* **Do this**: Pull every "name" line out of the data below.

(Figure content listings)
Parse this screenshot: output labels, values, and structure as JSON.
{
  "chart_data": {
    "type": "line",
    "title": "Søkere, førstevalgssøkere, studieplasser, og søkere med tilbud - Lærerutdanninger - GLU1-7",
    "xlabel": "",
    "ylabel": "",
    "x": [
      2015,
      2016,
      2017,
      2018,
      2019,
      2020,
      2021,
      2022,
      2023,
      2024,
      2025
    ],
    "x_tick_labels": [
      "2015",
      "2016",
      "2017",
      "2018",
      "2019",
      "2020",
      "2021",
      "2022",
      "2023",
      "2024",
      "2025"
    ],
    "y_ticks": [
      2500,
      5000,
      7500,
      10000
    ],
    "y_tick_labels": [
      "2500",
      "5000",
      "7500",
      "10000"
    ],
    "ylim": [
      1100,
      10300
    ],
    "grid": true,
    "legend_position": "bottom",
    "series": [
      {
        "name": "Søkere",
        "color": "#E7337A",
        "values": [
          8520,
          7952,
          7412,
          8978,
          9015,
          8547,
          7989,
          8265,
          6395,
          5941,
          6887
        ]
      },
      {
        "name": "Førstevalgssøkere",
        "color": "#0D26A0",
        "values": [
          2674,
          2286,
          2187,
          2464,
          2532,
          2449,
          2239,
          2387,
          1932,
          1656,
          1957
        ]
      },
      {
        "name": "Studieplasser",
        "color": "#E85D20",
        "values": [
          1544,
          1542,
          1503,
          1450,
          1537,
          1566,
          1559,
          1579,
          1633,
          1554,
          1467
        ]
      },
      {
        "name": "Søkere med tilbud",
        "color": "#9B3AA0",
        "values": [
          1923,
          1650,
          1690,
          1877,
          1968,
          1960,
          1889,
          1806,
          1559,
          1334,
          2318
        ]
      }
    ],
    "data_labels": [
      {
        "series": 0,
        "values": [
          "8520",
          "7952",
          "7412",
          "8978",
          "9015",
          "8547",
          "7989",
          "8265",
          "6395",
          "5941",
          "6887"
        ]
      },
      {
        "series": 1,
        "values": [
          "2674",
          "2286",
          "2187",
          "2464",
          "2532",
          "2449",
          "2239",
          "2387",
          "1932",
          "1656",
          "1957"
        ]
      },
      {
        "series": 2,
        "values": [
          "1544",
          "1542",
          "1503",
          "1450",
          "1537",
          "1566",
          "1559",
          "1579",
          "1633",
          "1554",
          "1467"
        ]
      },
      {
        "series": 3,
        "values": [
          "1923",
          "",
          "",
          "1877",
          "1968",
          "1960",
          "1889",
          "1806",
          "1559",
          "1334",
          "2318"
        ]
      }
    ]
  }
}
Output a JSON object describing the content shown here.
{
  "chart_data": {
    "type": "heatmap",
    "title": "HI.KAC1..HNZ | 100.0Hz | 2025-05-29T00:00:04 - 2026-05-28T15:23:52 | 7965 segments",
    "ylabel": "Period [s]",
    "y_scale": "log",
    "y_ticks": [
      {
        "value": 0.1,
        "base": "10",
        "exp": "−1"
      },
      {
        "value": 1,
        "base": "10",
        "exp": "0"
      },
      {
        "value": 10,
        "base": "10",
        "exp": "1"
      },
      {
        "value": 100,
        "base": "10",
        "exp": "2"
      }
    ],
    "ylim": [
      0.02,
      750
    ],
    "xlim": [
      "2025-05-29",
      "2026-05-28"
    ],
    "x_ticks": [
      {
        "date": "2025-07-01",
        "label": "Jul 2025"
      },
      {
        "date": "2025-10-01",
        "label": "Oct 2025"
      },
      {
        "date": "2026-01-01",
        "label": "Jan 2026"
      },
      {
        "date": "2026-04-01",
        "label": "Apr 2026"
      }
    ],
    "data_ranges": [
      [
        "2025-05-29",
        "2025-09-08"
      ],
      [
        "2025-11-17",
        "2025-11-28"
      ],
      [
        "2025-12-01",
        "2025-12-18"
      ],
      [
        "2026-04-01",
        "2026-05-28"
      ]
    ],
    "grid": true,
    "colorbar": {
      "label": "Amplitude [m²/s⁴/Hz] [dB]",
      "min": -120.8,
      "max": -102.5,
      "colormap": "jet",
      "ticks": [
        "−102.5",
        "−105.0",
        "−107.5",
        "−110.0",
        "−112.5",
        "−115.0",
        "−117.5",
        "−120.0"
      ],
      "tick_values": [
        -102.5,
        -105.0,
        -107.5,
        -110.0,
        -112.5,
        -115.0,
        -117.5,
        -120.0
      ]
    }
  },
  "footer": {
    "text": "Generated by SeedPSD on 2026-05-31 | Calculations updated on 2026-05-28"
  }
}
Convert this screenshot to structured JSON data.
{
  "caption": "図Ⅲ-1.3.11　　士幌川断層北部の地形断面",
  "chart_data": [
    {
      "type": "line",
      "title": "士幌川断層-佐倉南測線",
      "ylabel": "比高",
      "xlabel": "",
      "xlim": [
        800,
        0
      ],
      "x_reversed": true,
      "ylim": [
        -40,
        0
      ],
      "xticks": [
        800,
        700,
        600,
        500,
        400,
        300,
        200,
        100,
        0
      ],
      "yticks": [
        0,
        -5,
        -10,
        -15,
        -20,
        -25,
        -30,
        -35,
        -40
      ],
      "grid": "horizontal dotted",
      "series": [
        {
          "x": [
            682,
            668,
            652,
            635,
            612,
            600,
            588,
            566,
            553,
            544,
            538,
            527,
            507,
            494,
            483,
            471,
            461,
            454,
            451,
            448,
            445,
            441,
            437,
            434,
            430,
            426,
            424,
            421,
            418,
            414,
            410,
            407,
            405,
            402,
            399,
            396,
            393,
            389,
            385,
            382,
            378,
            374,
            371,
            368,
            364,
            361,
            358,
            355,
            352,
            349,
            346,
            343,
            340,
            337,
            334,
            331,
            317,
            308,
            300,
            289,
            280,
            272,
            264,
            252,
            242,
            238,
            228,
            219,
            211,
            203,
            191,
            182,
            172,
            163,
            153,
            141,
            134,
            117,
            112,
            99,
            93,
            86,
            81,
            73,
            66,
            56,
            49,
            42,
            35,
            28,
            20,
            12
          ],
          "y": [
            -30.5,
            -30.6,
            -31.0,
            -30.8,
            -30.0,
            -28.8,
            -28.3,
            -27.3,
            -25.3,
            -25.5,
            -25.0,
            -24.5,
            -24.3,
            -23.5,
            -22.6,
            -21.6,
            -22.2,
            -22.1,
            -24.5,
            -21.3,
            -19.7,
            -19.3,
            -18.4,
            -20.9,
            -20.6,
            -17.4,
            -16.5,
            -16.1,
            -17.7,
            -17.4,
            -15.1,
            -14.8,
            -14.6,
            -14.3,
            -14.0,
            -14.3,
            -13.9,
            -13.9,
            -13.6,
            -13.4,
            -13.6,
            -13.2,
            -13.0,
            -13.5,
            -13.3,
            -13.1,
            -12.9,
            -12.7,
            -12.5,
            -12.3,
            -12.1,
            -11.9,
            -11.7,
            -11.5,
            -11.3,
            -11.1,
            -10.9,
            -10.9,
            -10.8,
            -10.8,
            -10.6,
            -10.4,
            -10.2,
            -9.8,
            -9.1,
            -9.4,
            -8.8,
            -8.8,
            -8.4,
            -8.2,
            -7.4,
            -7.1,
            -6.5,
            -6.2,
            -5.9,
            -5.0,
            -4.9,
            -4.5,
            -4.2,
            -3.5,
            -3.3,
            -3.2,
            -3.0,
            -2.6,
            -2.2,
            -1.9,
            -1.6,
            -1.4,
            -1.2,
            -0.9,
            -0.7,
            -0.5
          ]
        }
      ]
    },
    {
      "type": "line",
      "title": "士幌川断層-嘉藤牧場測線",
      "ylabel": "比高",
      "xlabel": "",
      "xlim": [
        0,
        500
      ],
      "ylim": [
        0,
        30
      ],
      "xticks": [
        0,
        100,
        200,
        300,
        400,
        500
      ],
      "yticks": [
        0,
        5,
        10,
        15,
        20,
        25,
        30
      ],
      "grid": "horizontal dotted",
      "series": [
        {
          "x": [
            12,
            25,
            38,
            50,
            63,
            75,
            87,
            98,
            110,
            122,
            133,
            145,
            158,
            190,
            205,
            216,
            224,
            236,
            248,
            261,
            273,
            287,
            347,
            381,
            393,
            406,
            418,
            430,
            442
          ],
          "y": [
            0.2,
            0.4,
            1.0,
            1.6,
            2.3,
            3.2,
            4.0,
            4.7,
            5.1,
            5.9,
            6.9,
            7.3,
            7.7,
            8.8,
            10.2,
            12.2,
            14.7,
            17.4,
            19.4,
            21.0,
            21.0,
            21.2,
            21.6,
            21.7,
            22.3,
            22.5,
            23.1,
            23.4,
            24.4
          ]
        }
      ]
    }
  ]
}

* **Solution**:
        "name": "Søkere",
        "name": "Førstevalgssøkere",
        "name": "Studieplasser",
        "name": "Søkere med tilbud",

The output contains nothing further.